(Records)

******

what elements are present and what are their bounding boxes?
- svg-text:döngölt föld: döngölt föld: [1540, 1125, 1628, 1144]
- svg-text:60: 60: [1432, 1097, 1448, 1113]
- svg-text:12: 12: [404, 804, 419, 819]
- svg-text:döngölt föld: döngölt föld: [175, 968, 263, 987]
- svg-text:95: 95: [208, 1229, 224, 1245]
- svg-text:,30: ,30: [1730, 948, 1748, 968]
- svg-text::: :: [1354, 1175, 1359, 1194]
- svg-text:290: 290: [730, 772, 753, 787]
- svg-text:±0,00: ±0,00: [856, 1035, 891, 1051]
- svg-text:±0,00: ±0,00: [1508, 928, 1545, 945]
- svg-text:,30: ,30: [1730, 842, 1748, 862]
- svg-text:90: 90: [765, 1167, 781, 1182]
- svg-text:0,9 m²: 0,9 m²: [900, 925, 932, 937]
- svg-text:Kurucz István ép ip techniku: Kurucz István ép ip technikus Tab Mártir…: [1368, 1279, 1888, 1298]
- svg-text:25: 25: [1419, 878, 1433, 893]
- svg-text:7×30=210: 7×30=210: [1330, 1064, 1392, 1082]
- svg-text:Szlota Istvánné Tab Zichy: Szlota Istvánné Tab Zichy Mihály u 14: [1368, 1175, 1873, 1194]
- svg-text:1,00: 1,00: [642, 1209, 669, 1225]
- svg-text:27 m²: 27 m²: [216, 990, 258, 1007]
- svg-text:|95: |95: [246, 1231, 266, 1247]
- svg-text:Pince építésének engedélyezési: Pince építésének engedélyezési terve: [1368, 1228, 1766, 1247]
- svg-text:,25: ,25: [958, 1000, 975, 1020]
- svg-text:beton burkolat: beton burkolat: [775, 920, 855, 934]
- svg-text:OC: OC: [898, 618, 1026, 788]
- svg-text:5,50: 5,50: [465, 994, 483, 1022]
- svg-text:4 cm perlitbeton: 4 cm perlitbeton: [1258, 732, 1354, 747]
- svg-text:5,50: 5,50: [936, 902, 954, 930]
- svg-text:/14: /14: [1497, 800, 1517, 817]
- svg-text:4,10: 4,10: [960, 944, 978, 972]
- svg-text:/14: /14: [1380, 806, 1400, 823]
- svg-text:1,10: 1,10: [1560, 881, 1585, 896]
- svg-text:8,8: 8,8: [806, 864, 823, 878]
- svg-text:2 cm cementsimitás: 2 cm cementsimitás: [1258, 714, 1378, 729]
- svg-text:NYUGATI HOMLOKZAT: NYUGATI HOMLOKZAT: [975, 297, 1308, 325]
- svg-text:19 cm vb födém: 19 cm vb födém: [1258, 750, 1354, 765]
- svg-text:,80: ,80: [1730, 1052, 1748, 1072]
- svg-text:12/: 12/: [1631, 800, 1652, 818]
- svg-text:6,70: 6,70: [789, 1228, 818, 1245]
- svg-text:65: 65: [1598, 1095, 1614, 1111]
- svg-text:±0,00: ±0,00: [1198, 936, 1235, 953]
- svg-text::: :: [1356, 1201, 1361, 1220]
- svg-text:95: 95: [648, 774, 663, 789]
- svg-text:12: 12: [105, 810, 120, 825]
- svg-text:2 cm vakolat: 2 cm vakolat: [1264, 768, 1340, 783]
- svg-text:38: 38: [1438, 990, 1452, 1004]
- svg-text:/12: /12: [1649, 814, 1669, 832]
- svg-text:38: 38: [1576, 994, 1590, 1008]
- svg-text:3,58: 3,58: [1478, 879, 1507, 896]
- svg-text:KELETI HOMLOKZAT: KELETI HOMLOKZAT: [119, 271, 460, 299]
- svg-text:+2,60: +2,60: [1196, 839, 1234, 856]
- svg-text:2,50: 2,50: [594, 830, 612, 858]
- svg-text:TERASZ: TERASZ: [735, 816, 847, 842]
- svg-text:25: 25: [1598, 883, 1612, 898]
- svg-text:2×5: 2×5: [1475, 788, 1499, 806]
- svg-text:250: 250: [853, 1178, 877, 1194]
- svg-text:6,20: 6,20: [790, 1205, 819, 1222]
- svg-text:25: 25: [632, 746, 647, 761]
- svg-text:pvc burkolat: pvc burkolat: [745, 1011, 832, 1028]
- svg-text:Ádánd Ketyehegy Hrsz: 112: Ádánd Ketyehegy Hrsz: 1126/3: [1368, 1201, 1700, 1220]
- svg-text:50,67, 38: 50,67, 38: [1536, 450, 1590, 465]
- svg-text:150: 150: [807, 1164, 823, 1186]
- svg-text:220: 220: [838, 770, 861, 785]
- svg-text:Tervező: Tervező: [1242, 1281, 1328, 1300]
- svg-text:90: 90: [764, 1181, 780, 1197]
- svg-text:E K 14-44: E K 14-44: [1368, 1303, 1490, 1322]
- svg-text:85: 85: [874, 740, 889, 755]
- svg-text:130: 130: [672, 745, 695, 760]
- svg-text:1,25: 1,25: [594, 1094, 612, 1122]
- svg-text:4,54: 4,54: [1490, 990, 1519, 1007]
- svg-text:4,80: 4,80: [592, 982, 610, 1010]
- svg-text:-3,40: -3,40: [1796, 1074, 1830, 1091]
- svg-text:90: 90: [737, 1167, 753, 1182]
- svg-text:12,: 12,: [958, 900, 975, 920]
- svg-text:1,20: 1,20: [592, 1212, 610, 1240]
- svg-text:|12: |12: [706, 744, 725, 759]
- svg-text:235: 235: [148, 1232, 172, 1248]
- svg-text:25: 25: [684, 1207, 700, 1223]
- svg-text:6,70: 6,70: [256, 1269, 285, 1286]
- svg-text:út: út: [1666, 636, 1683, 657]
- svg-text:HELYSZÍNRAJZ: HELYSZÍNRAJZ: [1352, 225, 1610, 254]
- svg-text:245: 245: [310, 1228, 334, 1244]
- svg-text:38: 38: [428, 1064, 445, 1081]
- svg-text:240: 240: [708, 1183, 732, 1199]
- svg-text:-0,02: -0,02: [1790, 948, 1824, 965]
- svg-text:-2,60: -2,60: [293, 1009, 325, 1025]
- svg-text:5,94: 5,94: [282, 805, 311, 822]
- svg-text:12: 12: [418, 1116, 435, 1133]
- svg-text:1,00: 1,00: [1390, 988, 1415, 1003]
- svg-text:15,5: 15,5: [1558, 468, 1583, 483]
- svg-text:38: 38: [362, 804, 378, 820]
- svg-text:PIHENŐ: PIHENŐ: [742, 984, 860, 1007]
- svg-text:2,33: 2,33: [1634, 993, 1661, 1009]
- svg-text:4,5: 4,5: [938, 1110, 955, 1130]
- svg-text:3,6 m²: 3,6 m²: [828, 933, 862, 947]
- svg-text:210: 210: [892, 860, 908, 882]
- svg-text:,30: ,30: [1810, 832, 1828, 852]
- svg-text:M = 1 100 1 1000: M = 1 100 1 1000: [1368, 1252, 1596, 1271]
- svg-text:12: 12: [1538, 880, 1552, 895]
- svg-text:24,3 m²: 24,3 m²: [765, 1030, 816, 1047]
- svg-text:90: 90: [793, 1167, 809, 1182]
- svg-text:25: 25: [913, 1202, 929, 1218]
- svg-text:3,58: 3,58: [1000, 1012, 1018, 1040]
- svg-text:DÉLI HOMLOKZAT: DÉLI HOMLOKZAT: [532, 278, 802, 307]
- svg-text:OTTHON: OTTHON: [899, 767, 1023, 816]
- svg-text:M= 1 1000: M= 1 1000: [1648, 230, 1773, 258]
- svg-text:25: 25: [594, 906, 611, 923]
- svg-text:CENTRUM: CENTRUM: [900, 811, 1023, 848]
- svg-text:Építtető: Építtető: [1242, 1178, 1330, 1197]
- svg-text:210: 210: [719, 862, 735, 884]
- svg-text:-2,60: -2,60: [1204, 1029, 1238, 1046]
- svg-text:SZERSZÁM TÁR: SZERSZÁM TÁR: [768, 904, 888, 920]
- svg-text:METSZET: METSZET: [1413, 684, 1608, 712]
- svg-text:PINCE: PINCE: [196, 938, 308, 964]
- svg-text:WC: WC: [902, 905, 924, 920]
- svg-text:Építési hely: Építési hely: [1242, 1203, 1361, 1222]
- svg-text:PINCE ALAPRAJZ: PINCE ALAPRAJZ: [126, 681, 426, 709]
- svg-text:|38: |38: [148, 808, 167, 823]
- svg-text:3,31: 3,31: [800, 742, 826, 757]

******

Report every line of the material above that contains the string "HOMLOKZAT", matching case exactly.

- svg-text:NYUGATI HOMLOKZAT: NYUGATI HOMLOKZAT: [975, 297, 1308, 325]
- svg-text:KELETI HOMLOKZAT: KELETI HOMLOKZAT: [119, 271, 460, 299]
- svg-text:DÉLI HOMLOKZAT: DÉLI HOMLOKZAT: [532, 278, 802, 307]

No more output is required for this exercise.